===== DATASET ROWS

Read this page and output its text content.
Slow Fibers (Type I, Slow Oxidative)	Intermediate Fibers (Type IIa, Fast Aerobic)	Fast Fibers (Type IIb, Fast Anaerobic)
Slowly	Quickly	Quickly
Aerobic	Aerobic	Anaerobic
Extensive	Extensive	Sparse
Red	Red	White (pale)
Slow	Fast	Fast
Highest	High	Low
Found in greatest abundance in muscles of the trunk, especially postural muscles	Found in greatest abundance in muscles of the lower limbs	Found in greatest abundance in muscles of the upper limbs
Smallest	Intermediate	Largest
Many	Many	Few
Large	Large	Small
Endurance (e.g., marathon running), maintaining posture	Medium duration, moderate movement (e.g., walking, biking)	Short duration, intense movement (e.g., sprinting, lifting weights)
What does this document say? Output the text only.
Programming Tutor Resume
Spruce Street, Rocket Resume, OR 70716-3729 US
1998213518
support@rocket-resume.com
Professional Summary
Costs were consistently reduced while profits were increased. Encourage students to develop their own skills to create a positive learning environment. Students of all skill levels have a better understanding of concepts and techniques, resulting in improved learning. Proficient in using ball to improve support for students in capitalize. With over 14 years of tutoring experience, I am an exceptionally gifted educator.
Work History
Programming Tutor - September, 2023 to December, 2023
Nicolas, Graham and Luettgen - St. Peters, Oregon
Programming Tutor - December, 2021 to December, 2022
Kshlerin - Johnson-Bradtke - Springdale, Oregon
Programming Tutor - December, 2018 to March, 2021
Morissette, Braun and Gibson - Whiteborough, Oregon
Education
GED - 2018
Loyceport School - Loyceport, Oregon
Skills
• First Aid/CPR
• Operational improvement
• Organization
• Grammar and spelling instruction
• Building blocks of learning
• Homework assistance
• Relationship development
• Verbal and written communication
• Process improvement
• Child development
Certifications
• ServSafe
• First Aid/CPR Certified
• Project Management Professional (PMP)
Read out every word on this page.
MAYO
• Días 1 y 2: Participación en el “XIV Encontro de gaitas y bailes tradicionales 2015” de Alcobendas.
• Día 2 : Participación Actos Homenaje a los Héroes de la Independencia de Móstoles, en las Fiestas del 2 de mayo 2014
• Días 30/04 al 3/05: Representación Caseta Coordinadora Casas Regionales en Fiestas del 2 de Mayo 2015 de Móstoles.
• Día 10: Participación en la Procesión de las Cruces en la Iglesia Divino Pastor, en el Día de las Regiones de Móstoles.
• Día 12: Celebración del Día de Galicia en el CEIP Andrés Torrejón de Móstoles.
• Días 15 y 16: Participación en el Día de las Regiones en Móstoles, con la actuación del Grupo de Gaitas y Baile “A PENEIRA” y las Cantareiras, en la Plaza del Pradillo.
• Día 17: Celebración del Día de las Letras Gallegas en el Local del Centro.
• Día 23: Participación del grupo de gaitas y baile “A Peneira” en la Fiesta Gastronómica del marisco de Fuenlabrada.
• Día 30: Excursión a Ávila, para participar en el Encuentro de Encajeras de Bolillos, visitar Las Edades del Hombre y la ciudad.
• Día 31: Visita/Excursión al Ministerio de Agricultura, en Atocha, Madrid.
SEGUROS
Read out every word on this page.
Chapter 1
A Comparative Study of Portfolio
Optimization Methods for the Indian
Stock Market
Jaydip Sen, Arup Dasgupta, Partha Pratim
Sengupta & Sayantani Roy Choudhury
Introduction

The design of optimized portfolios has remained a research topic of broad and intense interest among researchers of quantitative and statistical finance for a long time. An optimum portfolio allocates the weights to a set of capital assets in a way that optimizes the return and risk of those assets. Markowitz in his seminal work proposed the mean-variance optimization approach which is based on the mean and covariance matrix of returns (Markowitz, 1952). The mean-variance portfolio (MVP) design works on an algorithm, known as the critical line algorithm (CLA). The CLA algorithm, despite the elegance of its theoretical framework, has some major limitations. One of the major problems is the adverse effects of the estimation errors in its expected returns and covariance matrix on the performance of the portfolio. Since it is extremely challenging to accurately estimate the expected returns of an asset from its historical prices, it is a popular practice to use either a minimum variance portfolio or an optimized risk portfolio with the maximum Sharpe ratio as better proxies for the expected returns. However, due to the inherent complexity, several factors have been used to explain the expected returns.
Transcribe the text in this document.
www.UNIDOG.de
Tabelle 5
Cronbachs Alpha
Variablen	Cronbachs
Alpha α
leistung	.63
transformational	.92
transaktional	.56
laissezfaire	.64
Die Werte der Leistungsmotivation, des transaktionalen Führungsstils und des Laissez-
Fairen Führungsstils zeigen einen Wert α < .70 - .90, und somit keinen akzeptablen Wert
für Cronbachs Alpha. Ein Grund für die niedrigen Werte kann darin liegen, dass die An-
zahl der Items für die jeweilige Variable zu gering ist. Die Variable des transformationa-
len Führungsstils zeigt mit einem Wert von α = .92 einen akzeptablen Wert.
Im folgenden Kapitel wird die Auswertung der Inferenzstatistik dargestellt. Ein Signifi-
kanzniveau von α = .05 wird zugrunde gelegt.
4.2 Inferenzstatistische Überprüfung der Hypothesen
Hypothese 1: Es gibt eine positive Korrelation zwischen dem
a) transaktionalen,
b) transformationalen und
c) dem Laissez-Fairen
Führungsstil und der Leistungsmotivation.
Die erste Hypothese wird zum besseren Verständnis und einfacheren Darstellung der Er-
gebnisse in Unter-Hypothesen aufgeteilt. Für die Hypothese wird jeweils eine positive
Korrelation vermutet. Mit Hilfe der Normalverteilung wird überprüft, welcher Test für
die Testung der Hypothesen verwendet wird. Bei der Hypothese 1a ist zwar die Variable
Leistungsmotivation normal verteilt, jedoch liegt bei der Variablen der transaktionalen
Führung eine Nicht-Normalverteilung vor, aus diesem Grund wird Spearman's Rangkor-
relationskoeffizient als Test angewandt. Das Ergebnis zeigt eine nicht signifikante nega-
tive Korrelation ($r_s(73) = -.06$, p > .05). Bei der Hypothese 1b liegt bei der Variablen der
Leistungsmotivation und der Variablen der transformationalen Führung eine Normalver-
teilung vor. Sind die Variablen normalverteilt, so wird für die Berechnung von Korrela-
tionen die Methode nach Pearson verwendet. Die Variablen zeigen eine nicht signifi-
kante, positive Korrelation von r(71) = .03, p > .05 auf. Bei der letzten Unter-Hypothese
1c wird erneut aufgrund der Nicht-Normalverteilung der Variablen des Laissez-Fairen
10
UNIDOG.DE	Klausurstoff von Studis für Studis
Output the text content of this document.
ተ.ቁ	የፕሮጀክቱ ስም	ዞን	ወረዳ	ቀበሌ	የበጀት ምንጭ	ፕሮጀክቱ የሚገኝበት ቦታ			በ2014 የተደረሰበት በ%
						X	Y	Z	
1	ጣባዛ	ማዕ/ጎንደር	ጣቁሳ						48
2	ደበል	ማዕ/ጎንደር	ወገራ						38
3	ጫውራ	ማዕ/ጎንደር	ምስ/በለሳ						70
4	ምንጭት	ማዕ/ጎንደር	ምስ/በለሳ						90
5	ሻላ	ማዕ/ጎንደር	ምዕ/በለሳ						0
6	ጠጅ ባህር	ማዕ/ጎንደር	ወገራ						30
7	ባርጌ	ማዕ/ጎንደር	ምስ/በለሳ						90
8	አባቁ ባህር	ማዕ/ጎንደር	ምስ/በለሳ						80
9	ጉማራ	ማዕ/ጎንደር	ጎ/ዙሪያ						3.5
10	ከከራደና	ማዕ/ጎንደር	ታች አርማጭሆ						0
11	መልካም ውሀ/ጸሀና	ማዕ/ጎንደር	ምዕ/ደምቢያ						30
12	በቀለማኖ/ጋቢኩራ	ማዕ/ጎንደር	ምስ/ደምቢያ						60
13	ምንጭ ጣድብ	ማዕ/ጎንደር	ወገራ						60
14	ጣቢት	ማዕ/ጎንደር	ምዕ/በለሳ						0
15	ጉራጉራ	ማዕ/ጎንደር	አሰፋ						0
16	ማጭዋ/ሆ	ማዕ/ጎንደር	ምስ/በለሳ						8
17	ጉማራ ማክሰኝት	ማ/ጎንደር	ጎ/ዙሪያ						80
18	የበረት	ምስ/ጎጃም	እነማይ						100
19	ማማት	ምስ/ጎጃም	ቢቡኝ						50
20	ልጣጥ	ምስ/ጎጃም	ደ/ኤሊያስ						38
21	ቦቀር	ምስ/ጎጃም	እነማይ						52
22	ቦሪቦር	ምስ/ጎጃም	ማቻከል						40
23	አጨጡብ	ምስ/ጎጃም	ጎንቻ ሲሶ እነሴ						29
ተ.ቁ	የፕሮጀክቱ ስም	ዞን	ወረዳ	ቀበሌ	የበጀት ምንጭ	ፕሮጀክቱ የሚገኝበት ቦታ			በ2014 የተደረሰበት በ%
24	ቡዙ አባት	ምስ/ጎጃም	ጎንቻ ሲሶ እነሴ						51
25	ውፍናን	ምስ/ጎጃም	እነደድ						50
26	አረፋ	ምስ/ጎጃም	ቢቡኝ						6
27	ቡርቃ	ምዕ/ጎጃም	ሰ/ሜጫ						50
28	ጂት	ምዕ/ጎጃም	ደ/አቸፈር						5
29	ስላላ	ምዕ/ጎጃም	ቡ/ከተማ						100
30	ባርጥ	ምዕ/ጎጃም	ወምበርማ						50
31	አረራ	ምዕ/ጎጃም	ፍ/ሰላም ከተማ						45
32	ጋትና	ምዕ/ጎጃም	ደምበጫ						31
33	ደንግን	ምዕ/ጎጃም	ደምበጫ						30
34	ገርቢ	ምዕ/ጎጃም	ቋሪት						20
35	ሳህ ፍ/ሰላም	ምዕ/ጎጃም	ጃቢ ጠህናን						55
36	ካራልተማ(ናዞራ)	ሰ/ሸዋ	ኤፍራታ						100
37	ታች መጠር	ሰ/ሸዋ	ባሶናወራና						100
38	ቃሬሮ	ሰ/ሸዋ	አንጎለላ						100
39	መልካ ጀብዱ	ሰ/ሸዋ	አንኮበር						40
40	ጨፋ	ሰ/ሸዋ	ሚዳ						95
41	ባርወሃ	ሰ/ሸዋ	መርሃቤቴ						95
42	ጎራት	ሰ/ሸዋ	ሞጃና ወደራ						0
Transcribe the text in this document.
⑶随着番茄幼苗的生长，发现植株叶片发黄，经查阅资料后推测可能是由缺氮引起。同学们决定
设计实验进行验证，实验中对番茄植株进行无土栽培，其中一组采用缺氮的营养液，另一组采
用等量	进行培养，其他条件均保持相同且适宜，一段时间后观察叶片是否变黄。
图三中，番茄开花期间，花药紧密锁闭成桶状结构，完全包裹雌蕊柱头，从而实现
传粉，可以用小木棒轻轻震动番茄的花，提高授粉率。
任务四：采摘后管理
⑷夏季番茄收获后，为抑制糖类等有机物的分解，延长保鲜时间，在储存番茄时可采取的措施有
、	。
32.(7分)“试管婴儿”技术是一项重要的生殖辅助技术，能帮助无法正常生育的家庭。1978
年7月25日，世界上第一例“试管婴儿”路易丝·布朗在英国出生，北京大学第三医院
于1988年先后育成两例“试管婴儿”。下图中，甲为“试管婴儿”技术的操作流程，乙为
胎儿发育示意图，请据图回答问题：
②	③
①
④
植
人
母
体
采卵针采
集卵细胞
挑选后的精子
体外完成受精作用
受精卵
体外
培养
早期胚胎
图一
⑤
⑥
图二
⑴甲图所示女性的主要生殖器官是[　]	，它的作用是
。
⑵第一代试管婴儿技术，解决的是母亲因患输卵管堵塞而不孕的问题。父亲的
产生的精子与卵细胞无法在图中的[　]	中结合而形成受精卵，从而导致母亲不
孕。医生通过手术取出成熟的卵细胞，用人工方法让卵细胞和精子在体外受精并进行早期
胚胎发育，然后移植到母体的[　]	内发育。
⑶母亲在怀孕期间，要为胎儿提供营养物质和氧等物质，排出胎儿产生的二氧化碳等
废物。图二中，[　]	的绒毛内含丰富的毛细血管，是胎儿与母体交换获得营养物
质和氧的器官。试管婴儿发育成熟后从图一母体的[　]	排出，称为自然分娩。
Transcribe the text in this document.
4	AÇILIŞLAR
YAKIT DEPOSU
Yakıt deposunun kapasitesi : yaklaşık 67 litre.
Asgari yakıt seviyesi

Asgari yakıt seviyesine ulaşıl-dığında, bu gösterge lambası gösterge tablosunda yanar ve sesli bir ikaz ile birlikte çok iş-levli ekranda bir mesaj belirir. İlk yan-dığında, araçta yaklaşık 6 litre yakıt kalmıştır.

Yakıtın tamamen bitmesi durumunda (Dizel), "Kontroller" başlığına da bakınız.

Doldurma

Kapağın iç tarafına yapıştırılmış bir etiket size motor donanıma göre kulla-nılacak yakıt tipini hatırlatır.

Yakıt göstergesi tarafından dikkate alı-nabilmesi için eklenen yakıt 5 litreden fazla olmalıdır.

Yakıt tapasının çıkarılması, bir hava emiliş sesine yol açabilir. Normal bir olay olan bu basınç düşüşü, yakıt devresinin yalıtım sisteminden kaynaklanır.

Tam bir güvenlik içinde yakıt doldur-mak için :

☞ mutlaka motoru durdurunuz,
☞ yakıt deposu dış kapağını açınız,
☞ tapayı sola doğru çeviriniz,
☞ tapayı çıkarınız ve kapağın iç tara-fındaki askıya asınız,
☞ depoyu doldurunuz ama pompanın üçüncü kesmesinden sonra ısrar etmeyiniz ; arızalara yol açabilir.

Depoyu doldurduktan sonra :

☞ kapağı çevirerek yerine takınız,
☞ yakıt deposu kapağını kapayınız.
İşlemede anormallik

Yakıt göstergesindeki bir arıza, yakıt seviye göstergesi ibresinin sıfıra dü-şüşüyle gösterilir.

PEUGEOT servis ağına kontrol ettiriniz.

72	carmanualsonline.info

==========

*WORK INSTRUCTIONS*: Look over the records above and copy each line that includes the string "እነማይ".

*OUTPUT*:
18	የበረት	ምስ/ጎጃም	እነማይ						100
21	ቦቀር	ምስ/ጎጃም	እነማይ						52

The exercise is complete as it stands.